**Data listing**
* start *
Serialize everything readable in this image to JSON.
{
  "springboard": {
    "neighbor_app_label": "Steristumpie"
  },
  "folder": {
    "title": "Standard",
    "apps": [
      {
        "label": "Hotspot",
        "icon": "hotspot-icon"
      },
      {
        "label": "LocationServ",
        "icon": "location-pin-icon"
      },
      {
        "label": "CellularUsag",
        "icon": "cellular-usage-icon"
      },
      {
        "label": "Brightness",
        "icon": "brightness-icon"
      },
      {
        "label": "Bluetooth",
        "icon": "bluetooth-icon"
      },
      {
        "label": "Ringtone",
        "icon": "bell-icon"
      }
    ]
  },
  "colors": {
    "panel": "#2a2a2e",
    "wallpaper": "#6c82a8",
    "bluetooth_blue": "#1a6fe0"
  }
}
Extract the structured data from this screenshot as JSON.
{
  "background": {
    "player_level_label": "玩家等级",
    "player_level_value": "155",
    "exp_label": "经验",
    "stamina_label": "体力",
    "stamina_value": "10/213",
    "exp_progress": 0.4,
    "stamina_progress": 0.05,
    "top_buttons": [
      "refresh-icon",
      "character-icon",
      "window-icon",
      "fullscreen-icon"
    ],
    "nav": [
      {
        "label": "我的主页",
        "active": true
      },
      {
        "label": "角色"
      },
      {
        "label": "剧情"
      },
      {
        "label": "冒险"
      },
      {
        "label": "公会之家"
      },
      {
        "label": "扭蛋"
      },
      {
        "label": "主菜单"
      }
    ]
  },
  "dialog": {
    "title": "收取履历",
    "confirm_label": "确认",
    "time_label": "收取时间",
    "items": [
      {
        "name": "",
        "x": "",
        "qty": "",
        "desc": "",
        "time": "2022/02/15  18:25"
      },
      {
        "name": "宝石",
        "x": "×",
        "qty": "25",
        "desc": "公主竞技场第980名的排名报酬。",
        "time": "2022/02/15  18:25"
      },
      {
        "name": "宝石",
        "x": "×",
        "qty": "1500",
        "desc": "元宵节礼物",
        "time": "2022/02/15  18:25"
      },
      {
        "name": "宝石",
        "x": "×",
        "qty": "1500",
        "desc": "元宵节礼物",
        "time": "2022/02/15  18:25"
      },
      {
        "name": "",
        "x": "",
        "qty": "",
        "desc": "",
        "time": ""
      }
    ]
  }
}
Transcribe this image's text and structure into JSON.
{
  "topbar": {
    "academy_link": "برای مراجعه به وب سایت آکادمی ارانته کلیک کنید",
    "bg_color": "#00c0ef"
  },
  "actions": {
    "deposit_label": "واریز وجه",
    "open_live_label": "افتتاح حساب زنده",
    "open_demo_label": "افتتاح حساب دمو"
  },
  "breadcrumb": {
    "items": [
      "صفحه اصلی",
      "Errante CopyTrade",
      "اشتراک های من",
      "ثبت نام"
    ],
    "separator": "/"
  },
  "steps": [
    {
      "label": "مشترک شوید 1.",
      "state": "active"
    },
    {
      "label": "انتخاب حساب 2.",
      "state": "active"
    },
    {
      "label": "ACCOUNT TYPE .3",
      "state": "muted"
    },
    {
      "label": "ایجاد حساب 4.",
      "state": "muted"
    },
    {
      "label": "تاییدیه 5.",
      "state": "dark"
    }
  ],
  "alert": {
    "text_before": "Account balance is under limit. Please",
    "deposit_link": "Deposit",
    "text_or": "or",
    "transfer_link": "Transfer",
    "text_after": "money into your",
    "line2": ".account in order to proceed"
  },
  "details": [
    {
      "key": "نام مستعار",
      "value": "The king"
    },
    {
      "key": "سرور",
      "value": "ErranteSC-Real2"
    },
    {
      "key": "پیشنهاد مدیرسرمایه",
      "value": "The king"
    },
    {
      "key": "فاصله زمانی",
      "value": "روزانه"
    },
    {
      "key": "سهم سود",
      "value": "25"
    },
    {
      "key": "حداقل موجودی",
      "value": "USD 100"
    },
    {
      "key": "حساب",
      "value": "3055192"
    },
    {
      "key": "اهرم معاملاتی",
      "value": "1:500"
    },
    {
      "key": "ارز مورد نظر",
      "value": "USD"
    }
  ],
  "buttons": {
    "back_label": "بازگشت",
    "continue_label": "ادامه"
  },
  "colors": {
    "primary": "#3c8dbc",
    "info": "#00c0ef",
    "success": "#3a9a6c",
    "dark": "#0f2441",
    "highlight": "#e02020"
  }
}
* end *
**WHAT YOU NEED TO DO**
Give the entries again in full, exactly as they are written.

**THE ANSWER**
Serialize everything readable in this image to JSON.
{
  "springboard": {
    "neighbor_app_label": "Steristumpie"
  },
  "folder": {
    "title": "Standard",
    "apps": [
      {
        "label": "Hotspot",
        "icon": "hotspot-icon"
      },
      {
        "label": "LocationServ",
        "icon": "location-pin-icon"
      },
      {
        "label": "CellularUsag",
        "icon": "cellular-usage-icon"
      },
      {
        "label": "Brightness",
        "icon": "brightness-icon"
      },
      {
        "label": "Bluetooth",
        "icon": "bluetooth-icon"
      },
      {
        "label": "Ringtone",
        "icon": "bell-icon"
      }
    ]
  },
  "colors": {
    "panel": "#2a2a2e",
    "wallpaper": "#6c82a8",
    "bluetooth_blue": "#1a6fe0"
  }
}
Extract the structured data from this screenshot as JSON.
{
  "background": {
    "player_level_label": "玩家等级",
    "player_level_value": "155",
    "exp_label": "经验",
    "stamina_label": "体力",
    "stamina_value": "10/213",
    "exp_progress": 0.4,
    "stamina_progress": 0.05,
    "top_buttons": [
      "refresh-icon",
      "character-icon",
      "window-icon",
      "fullscreen-icon"
    ],
    "nav": [
      {
        "label": "我的主页",
        "active": true
      },
      {
        "label": "角色"
      },
      {
        "label": "剧情"
      },
      {
        "label": "冒险"
      },
      {
        "label": "公会之家"
      },
      {
        "label": "扭蛋"
      },
      {
        "label": "主菜单"
      }
    ]
  },
  "dialog": {
    "title": "收取履历",
    "confirm_label": "确认",
    "time_label": "收取时间",
    "items": [
      {
        "name": "",
        "x": "",
        "qty": "",
        "desc": "",
        "time": "2022/02/15  18:25"
      },
      {
        "name": "宝石",
        "x": "×",
        "qty": "25",
        "desc": "公主竞技场第980名的排名报酬。",
        "time": "2022/02/15  18:25"
      },
      {
        "name": "宝石",
        "x": "×",
        "qty": "1500",
        "desc": "元宵节礼物",
        "time": "2022/02/15  18:25"
      },
      {
        "name": "宝石",
        "x": "×",
        "qty": "1500",
        "desc": "元宵节礼物",
        "time": "2022/02/15  18:25"
      },
      {
        "name": "",
        "x": "",
        "qty": "",
        "desc": "",
        "time": ""
      }
    ]
  }
}
Transcribe this image's text and structure into JSON.
{
  "topbar": {
    "academy_link": "برای مراجعه به وب سایت آکادمی ارانته کلیک کنید",
    "bg_color": "#00c0ef"
  },
  "actions": {
    "deposit_label": "واریز وجه",
    "open_live_label": "افتتاح حساب زنده",
    "open_demo_label": "افتتاح حساب دمو"
  },
  "breadcrumb": {
    "items": [
      "صفحه اصلی",
      "Errante CopyTrade",
      "اشتراک های من",
      "ثبت نام"
    ],
    "separator": "/"
  },
  "steps": [
    {
      "label": "مشترک شوید 1.",
      "state": "active"
    },
    {
      "label": "انتخاب حساب 2.",
      "state": "active"
    },
    {
      "label": "ACCOUNT TYPE .3",
      "state": "muted"
    },
    {
      "label": "ایجاد حساب 4.",
      "state": "muted"
    },
    {
      "label": "تاییدیه 5.",
      "state": "dark"
    }
  ],
  "alert": {
    "text_before": "Account balance is under limit. Please",
    "deposit_link": "Deposit",
    "text_or": "or",
    "transfer_link": "Transfer",
    "text_after": "money into your",
    "line2": ".account in order to proceed"
  },
  "details": [
    {
      "key": "نام مستعار",
      "value": "The king"
    },
    {
      "key": "سرور",
      "value": "ErranteSC-Real2"
    },
    {
      "key": "پیشنهاد مدیرسرمایه",
      "value": "The king"
    },
    {
      "key": "فاصله زمانی",
      "value": "روزانه"
    },
    {
      "key": "سهم سود",
      "value": "25"
    },
    {
      "key": "حداقل موجودی",
      "value": "USD 100"
    },
    {
      "key": "حساب",
      "value": "3055192"
    },
    {
      "key": "اهرم معاملاتی",
      "value": "1:500"
    },
    {
      "key": "ارز مورد نظر",
      "value": "USD"
    }
  ],
  "buttons": {
    "back_label": "بازگشت",
    "continue_label": "ادامه"
  },
  "colors": {
    "primary": "#3c8dbc",
    "info": "#00c0ef",
    "success": "#3a9a6c",
    "dark": "#0f2441",
    "highlight": "#e02020"
  }
}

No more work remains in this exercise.